[Stored records]
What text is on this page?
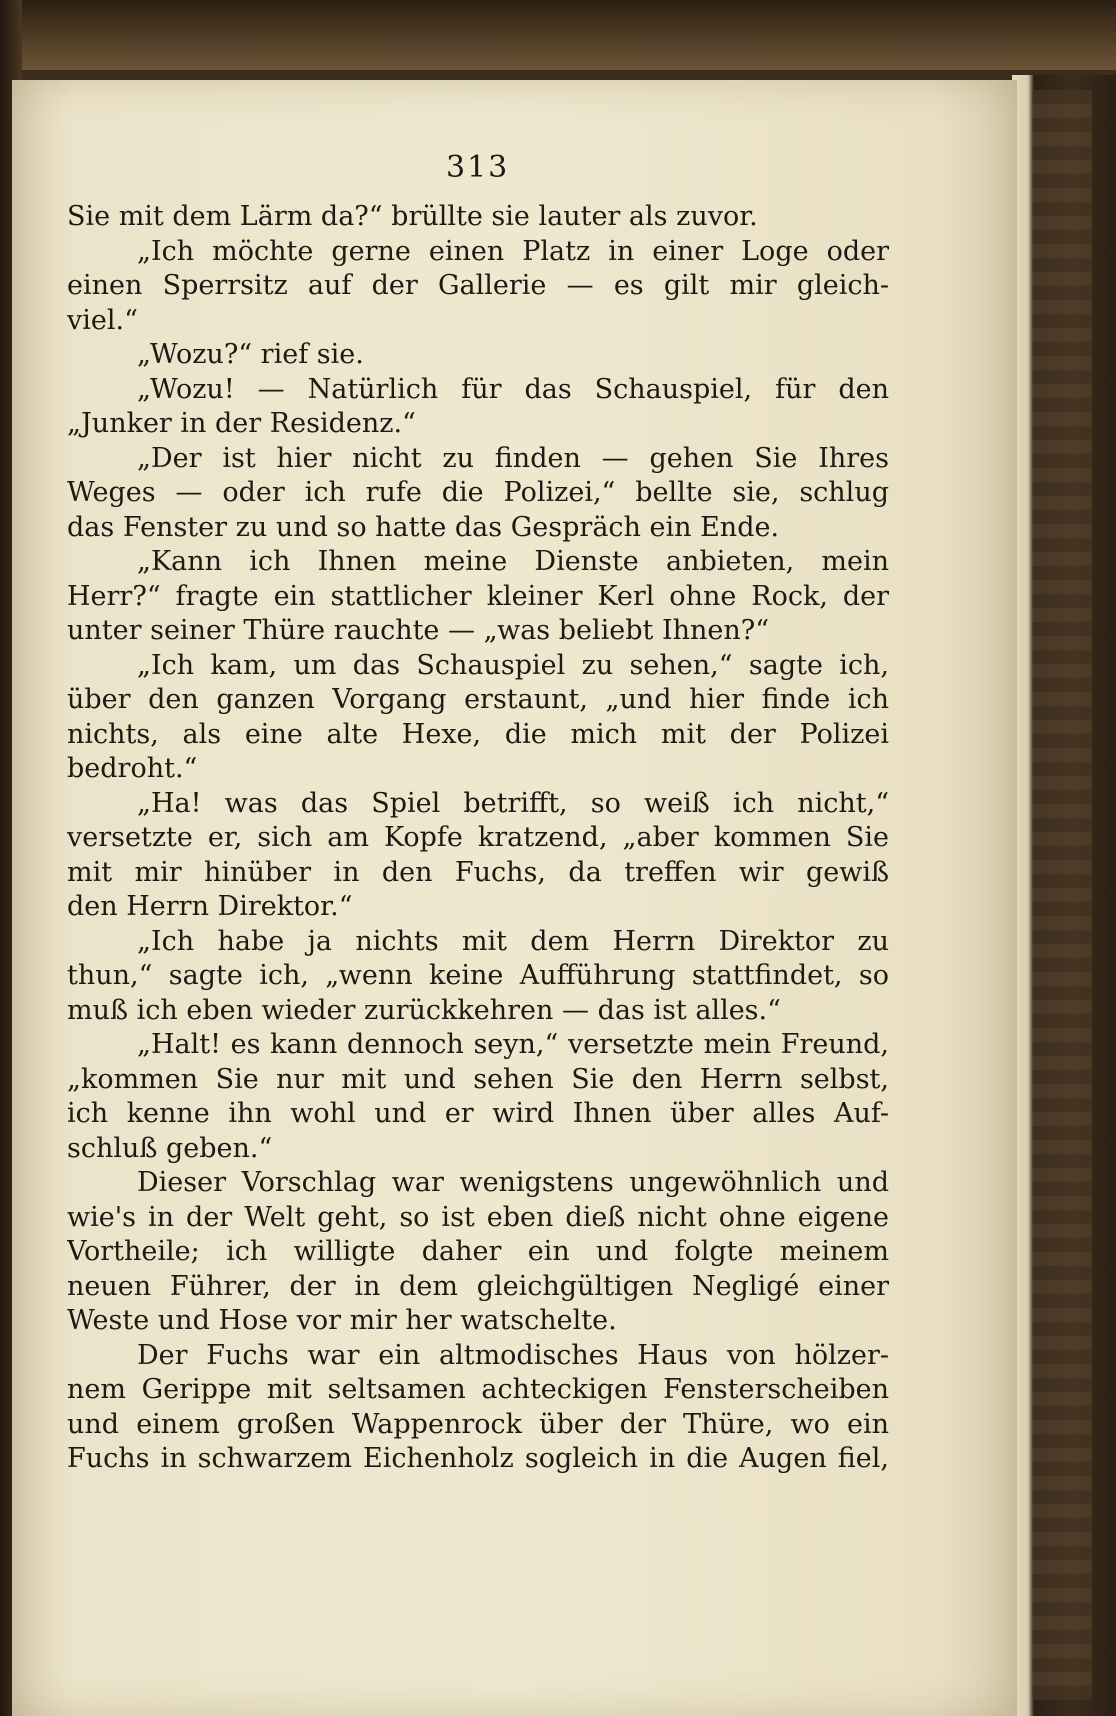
313
Sie mit dem Lärm da?“ brüllte sie lauter als zuvor.
„Ich möchte gerne einen Platz in einer Loge oder
einen Sperrsitz auf der Gallerie — es gilt mir gleich-
viel.“
„Wozu?“ rief sie.
„Wozu! — Natürlich für das Schauspiel, für den
„Junker in der Residenz.“
„Der ist hier nicht zu finden — gehen Sie Ihres
Weges — oder ich rufe die Polizei,“ bellte sie, schlug
das Fenster zu und so hatte das Gespräch ein Ende.
„Kann ich Ihnen meine Dienste anbieten, mein
Herr?“ fragte ein stattlicher kleiner Kerl ohne Rock, der
unter seiner Thüre rauchte — „was beliebt Ihnen?“
„Ich kam, um das Schauspiel zu sehen,“ sagte ich,
über den ganzen Vorgang erstaunt, „und hier finde ich
nichts, als eine alte Hexe, die mich mit der Polizei
bedroht.“
„Ha! was das Spiel betrifft, so weiß ich nicht,“
versetzte er, sich am Kopfe kratzend, „aber kommen Sie
mit mir hinüber in den Fuchs, da treffen wir gewiß
den Herrn Direktor.“
„Ich habe ja nichts mit dem Herrn Direktor zu
thun,“ sagte ich, „wenn keine Aufführung stattfindet, so
muß ich eben wieder zurückkehren — das ist alles.“
„Halt! es kann dennoch seyn,“ versetzte mein Freund,
„kommen Sie nur mit und sehen Sie den Herrn selbst,
ich kenne ihn wohl und er wird Ihnen über alles Auf-
schluß geben.“
Dieser Vorschlag war wenigstens ungewöhnlich und
wie's in der Welt geht, so ist eben dieß nicht ohne eigene
Vortheile; ich willigte daher ein und folgte meinem
neuen Führer, der in dem gleichgültigen Negligé einer
Weste und Hose vor mir her watschelte.
Der Fuchs war ein altmodisches Haus von hölzer-
nem Gerippe mit seltsamen achteckigen Fensterscheiben
und einem großen Wappenrock über der Thüre, wo ein
Fuchs in schwarzem Eichenholz sogleich in die Augen fiel,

*Task brief*. From the records above, pull out every line containing the word "sagte".

*Worked solution*.
„Ich kam, um das Schauspiel zu sehen,“ sagte ich,
thun,“ sagte ich, „wenn keine Aufführung stattfindet, so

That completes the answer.